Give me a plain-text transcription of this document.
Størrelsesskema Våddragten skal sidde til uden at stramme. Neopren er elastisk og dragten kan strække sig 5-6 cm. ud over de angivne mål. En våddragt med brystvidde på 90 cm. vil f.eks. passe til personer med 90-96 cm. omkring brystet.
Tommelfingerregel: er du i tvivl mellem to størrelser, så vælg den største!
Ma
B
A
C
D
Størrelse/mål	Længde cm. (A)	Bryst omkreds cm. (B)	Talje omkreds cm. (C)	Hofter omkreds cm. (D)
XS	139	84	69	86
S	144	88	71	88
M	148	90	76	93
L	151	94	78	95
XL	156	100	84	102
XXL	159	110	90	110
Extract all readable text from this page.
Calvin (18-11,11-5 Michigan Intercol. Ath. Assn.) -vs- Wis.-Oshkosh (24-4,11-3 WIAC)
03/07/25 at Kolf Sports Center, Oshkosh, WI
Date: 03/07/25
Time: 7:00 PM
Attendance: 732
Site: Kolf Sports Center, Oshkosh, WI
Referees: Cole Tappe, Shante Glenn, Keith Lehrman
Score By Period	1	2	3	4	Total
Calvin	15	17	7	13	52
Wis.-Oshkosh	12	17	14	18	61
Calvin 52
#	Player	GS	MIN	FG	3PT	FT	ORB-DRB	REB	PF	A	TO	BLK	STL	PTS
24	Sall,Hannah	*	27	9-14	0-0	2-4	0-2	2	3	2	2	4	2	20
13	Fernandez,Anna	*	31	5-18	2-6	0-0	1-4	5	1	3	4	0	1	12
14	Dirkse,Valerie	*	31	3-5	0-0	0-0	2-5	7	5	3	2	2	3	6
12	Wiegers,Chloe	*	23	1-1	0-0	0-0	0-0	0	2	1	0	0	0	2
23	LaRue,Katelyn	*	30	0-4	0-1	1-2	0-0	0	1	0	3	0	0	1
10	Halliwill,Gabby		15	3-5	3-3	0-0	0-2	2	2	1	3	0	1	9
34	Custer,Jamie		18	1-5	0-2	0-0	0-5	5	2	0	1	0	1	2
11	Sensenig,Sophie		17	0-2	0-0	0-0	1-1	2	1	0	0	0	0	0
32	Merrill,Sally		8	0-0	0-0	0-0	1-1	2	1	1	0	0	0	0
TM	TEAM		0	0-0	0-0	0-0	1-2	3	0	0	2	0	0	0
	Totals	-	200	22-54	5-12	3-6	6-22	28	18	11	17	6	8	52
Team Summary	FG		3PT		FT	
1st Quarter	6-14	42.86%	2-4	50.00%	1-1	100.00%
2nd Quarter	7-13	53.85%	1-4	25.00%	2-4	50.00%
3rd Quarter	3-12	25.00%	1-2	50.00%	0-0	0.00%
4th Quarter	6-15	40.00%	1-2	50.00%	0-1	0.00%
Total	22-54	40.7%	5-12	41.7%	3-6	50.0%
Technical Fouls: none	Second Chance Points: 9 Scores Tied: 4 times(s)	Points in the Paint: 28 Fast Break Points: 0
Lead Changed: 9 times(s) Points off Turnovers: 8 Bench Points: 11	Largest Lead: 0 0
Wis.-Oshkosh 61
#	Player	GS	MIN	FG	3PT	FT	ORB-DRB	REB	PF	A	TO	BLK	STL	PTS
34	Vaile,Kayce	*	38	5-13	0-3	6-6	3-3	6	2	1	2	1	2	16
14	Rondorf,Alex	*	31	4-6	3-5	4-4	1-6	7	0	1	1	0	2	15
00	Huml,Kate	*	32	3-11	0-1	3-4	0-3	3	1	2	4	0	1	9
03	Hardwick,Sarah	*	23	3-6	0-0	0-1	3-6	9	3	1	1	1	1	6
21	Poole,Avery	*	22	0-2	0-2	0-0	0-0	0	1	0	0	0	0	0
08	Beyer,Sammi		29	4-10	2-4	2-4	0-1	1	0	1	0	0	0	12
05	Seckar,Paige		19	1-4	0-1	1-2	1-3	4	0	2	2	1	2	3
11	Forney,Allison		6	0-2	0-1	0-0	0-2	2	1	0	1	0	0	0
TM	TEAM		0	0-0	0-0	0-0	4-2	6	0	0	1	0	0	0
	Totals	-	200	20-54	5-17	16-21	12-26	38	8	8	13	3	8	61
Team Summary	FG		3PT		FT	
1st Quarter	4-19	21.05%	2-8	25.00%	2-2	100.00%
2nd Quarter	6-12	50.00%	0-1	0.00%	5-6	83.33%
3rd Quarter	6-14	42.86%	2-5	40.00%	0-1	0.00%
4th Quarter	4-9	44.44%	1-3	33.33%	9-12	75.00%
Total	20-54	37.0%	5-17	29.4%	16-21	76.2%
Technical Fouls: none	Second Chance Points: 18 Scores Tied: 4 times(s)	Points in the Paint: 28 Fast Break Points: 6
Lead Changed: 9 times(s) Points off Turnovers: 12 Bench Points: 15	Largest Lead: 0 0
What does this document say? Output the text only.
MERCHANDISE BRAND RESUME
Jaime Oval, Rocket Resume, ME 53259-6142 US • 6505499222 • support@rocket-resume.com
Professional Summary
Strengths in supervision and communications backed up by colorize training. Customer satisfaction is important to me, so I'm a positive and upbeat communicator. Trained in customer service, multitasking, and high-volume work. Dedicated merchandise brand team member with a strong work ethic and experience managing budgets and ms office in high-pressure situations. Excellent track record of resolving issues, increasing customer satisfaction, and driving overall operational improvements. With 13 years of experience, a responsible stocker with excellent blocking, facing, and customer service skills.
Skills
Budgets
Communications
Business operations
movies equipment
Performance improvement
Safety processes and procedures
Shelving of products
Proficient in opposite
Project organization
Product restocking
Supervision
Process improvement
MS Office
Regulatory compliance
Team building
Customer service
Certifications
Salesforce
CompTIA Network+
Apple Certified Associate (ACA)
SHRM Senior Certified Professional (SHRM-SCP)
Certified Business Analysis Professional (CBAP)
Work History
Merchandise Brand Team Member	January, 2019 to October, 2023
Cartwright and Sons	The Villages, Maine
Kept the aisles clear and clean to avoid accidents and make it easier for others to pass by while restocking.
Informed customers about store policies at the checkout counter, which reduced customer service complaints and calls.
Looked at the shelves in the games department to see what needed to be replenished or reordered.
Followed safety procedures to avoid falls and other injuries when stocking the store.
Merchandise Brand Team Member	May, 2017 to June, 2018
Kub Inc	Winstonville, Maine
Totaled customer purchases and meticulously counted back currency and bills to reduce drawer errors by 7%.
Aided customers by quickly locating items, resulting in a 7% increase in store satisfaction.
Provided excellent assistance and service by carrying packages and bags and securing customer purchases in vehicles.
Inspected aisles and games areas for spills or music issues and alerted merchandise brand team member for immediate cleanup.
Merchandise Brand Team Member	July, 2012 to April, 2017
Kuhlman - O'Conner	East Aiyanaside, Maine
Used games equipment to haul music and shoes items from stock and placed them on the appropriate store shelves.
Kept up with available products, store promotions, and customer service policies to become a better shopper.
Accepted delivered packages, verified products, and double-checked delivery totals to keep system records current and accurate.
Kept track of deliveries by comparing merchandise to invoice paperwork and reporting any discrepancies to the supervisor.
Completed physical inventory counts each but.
........
Your objective ::
All of the material must be reproduced exactly.

Expected answer ::
Give me a plain-text transcription of this document.
Størrelsesskema Våddragten skal sidde til uden at stramme. Neopren er elastisk og dragten kan strække sig 5-6 cm. ud over de angivne mål. En våddragt med brystvidde på 90 cm. vil f.eks. passe til personer med 90-96 cm. omkring brystet.
Tommelfingerregel: er du i tvivl mellem to størrelser, så vælg den største!
Ma
B
A
C
D
Størrelse/mål	Længde cm. (A)	Bryst omkreds cm. (B)	Talje omkreds cm. (C)	Hofter omkreds cm. (D)
XS	139	84	69	86
S	144	88	71	88
M	148	90	76	93
L	151	94	78	95
XL	156	100	84	102
XXL	159	110	90	110
Extract all readable text from this page.
Calvin (18-11,11-5 Michigan Intercol. Ath. Assn.) -vs- Wis.-Oshkosh (24-4,11-3 WIAC)
03/07/25 at Kolf Sports Center, Oshkosh, WI
Date: 03/07/25
Time: 7:00 PM
Attendance: 732
Site: Kolf Sports Center, Oshkosh, WI
Referees: Cole Tappe, Shante Glenn, Keith Lehrman
Score By Period	1	2	3	4	Total
Calvin	15	17	7	13	52
Wis.-Oshkosh	12	17	14	18	61
Calvin 52
#	Player	GS	MIN	FG	3PT	FT	ORB-DRB	REB	PF	A	TO	BLK	STL	PTS
24	Sall,Hannah	*	27	9-14	0-0	2-4	0-2	2	3	2	2	4	2	20
13	Fernandez,Anna	*	31	5-18	2-6	0-0	1-4	5	1	3	4	0	1	12
14	Dirkse,Valerie	*	31	3-5	0-0	0-0	2-5	7	5	3	2	2	3	6
12	Wiegers,Chloe	*	23	1-1	0-0	0-0	0-0	0	2	1	0	0	0	2
23	LaRue,Katelyn	*	30	0-4	0-1	1-2	0-0	0	1	0	3	0	0	1
10	Halliwill,Gabby		15	3-5	3-3	0-0	0-2	2	2	1	3	0	1	9
34	Custer,Jamie		18	1-5	0-2	0-0	0-5	5	2	0	1	0	1	2
11	Sensenig,Sophie		17	0-2	0-0	0-0	1-1	2	1	0	0	0	0	0
32	Merrill,Sally		8	0-0	0-0	0-0	1-1	2	1	1	0	0	0	0
TM	TEAM		0	0-0	0-0	0-0	1-2	3	0	0	2	0	0	0
	Totals	-	200	22-54	5-12	3-6	6-22	28	18	11	17	6	8	52
Team Summary	FG		3PT		FT	
1st Quarter	6-14	42.86%	2-4	50.00%	1-1	100.00%
2nd Quarter	7-13	53.85%	1-4	25.00%	2-4	50.00%
3rd Quarter	3-12	25.00%	1-2	50.00%	0-0	0.00%
4th Quarter	6-15	40.00%	1-2	50.00%	0-1	0.00%
Total	22-54	40.7%	5-12	41.7%	3-6	50.0%
Technical Fouls: none	Second Chance Points: 9 Scores Tied: 4 times(s)	Points in the Paint: 28 Fast Break Points: 0
Lead Changed: 9 times(s) Points off Turnovers: 8 Bench Points: 11	Largest Lead: 0 0
Wis.-Oshkosh 61
#	Player	GS	MIN	FG	3PT	FT	ORB-DRB	REB	PF	A	TO	BLK	STL	PTS
34	Vaile,Kayce	*	38	5-13	0-3	6-6	3-3	6	2	1	2	1	2	16
14	Rondorf,Alex	*	31	4-6	3-5	4-4	1-6	7	0	1	1	0	2	15
00	Huml,Kate	*	32	3-11	0-1	3-4	0-3	3	1	2	4	0	1	9
03	Hardwick,Sarah	*	23	3-6	0-0	0-1	3-6	9	3	1	1	1	1	6
21	Poole,Avery	*	22	0-2	0-2	0-0	0-0	0	1	0	0	0	0	0
08	Beyer,Sammi		29	4-10	2-4	2-4	0-1	1	0	1	0	0	0	12
05	Seckar,Paige		19	1-4	0-1	1-2	1-3	4	0	2	2	1	2	3
11	Forney,Allison		6	0-2	0-1	0-0	0-2	2	1	0	1	0	0	0
TM	TEAM		0	0-0	0-0	0-0	4-2	6	0	0	1	0	0	0
	Totals	-	200	20-54	5-17	16-21	12-26	38	8	8	13	3	8	61
Team Summary	FG		3PT		FT	
1st Quarter	4-19	21.05%	2-8	25.00%	2-2	100.00%
2nd Quarter	6-12	50.00%	0-1	0.00%	5-6	83.33%
3rd Quarter	6-14	42.86%	2-5	40.00%	0-1	0.00%
4th Quarter	4-9	44.44%	1-3	33.33%	9-12	75.00%
Total	20-54	37.0%	5-17	29.4%	16-21	76.2%
Technical Fouls: none	Second Chance Points: 18 Scores Tied: 4 times(s)	Points in the Paint: 28 Fast Break Points: 6
Lead Changed: 9 times(s) Points off Turnovers: 12 Bench Points: 15	Largest Lead: 0 0
What does this document say? Output the text only.
MERCHANDISE BRAND RESUME
Jaime Oval, Rocket Resume, ME 53259-6142 US • 6505499222 • support@rocket-resume.com
Professional Summary
Strengths in supervision and communications backed up by colorize training. Customer satisfaction is important to me, so I'm a positive and upbeat communicator. Trained in customer service, multitasking, and high-volume work. Dedicated merchandise brand team member with a strong work ethic and experience managing budgets and ms office in high-pressure situations. Excellent track record of resolving issues, increasing customer satisfaction, and driving overall operational improvements. With 13 years of experience, a responsible stocker with excellent blocking, facing, and customer service skills.
Skills
Budgets
Communications
Business operations
movies equipment
Performance improvement
Safety processes and procedures
Shelving of products
Proficient in opposite
Project organization
Product restocking
Supervision
Process improvement
MS Office
Regulatory compliance
Team building
Customer service
Certifications
Salesforce
CompTIA Network+
Apple Certified Associate (ACA)
SHRM Senior Certified Professional (SHRM-SCP)
Certified Business Analysis Professional (CBAP)
Work History
Merchandise Brand Team Member	January, 2019 to October, 2023
Cartwright and Sons	The Villages, Maine
Kept the aisles clear and clean to avoid accidents and make it easier for others to pass by while restocking.
Informed customers about store policies at the checkout counter, which reduced customer service complaints and calls.
Looked at the shelves in the games department to see what needed to be replenished or reordered.
Followed safety procedures to avoid falls and other injuries when stocking the store.
Merchandise Brand Team Member	May, 2017 to June, 2018
Kub Inc	Winstonville, Maine
Totaled customer purchases and meticulously counted back currency and bills to reduce drawer errors by 7%.
Aided customers by quickly locating items, resulting in a 7% increase in store satisfaction.
Provided excellent assistance and service by carrying packages and bags and securing customer purchases in vehicles.
Inspected aisles and games areas for spills or music issues and alerted merchandise brand team member for immediate cleanup.
Merchandise Brand Team Member	July, 2012 to April, 2017
Kuhlman - O'Conner	East Aiyanaside, Maine
Used games equipment to haul music and shoes items from stock and placed them on the appropriate store shelves.
Kept up with available products, store promotions, and customer service policies to become a better shopper.
Accepted delivered packages, verified products, and double-checked delivery totals to keep system records current and accurate.
Kept track of deliveries by comparing merchandise to invoice paperwork and reporting any discrepancies to the supervisor.
Completed physical inventory counts each but.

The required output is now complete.